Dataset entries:

──────────

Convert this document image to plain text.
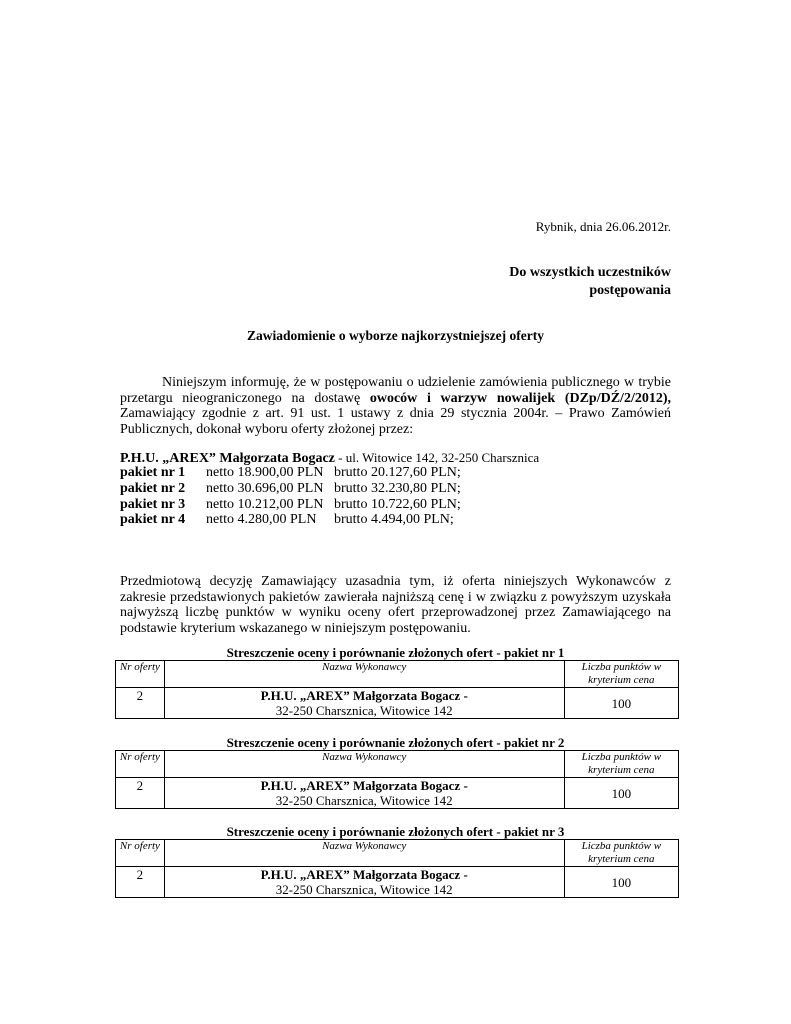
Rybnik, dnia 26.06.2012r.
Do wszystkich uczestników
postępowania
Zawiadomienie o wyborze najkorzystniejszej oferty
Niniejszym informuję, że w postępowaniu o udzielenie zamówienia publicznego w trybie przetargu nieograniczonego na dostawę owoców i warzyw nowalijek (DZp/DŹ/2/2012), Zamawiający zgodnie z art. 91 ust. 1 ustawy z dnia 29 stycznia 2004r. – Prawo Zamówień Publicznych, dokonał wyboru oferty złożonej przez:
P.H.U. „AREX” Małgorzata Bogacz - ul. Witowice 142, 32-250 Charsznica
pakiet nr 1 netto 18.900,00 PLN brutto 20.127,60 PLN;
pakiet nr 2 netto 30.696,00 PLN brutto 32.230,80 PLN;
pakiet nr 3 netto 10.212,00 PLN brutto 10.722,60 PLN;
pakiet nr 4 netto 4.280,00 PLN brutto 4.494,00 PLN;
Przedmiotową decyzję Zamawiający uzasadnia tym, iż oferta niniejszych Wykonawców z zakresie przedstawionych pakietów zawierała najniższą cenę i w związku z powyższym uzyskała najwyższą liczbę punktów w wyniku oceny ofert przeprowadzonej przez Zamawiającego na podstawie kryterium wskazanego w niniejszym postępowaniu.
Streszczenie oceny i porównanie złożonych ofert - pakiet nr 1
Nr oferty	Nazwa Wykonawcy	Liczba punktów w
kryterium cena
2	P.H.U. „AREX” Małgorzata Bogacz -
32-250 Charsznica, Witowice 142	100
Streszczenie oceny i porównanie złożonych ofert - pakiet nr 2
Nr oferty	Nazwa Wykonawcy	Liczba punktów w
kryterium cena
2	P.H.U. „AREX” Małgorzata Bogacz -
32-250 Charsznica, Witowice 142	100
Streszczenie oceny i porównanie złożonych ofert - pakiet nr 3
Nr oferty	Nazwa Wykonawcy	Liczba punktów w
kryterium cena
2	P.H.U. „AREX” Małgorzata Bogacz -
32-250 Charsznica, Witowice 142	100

──────────

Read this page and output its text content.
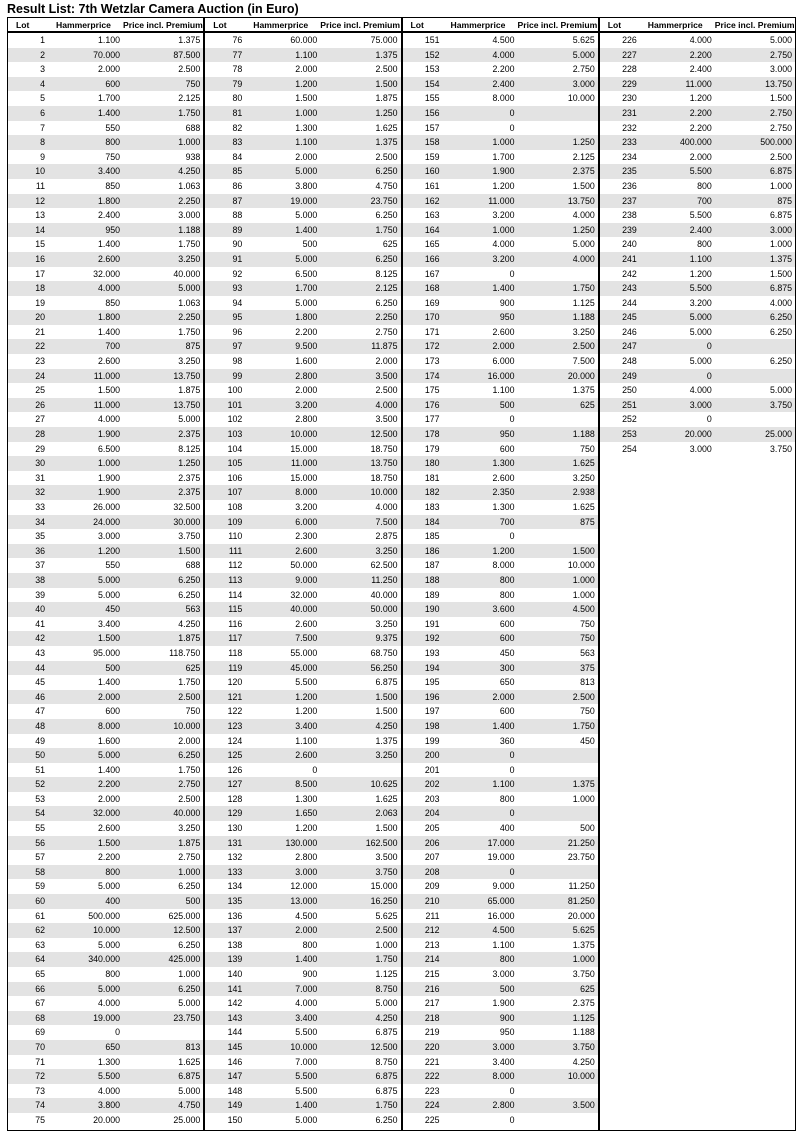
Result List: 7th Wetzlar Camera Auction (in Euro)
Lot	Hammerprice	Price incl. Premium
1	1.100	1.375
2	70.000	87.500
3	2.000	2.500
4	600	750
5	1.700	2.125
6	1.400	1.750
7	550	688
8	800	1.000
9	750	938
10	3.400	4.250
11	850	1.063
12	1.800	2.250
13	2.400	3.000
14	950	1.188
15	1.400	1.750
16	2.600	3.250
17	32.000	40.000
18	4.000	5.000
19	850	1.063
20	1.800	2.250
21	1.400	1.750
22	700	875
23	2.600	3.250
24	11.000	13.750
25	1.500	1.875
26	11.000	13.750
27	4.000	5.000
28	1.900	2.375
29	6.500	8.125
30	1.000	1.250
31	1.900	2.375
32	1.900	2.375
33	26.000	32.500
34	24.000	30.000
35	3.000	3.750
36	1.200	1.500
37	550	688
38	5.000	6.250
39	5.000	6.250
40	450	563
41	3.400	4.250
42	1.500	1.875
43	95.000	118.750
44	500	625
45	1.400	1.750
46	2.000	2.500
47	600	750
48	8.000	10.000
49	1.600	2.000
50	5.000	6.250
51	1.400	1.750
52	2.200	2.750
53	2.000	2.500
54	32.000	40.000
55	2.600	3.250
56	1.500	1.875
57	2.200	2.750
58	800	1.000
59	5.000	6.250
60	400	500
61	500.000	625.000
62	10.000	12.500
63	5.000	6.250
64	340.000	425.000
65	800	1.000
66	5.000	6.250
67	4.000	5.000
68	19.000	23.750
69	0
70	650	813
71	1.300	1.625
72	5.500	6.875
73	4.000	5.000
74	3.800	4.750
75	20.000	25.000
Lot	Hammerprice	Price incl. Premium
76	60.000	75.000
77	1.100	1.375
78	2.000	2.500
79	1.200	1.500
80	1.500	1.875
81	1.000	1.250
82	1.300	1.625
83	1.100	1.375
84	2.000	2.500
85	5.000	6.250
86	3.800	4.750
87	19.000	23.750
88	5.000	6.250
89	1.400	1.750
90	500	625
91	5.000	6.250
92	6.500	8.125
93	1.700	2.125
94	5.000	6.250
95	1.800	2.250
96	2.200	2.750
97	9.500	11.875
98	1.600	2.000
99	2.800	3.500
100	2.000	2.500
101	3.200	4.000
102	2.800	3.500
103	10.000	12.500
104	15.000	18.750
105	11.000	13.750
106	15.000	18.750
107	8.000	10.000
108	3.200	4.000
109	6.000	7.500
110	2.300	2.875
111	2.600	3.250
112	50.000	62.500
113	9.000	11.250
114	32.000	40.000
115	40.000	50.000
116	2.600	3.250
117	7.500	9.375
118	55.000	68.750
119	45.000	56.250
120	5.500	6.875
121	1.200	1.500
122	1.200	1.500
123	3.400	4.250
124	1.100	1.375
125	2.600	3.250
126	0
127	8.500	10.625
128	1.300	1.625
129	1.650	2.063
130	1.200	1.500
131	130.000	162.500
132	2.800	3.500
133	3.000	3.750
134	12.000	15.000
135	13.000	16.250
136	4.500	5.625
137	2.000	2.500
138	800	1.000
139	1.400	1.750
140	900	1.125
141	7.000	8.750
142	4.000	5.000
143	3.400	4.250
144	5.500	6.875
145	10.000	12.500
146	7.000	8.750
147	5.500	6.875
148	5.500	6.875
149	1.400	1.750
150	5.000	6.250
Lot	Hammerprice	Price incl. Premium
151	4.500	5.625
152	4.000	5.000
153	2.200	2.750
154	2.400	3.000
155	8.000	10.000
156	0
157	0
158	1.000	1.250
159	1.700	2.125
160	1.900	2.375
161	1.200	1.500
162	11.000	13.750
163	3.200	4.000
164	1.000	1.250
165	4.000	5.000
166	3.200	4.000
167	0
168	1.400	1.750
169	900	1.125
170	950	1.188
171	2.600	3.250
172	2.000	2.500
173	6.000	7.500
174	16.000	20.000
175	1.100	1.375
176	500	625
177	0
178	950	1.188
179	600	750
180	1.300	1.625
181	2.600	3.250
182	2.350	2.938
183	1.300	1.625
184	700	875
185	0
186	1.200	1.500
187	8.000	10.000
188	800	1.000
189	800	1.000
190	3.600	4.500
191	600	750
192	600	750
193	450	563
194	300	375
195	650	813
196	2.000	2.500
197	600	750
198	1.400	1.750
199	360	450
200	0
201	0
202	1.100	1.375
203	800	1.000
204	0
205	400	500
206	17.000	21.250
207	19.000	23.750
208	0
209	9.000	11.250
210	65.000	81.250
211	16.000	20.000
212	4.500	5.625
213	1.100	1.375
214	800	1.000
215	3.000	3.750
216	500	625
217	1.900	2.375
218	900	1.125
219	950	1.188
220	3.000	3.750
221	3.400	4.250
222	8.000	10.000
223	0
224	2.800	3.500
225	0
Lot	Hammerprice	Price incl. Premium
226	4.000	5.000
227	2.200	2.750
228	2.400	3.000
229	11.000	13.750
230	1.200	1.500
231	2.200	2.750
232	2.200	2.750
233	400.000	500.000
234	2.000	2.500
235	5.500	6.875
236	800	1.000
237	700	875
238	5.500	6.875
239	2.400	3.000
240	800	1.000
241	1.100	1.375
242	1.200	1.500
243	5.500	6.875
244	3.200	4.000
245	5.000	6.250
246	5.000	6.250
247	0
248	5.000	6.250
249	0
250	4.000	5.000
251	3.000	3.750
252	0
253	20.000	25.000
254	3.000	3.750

──────────

**WHAT YOU SHOULD DO**. Reproduce every line from the entries that holds the word "this".

**ANSWER TO THE EXERCISE**.
Convert this document image to plain text.
Read this page and output its text content.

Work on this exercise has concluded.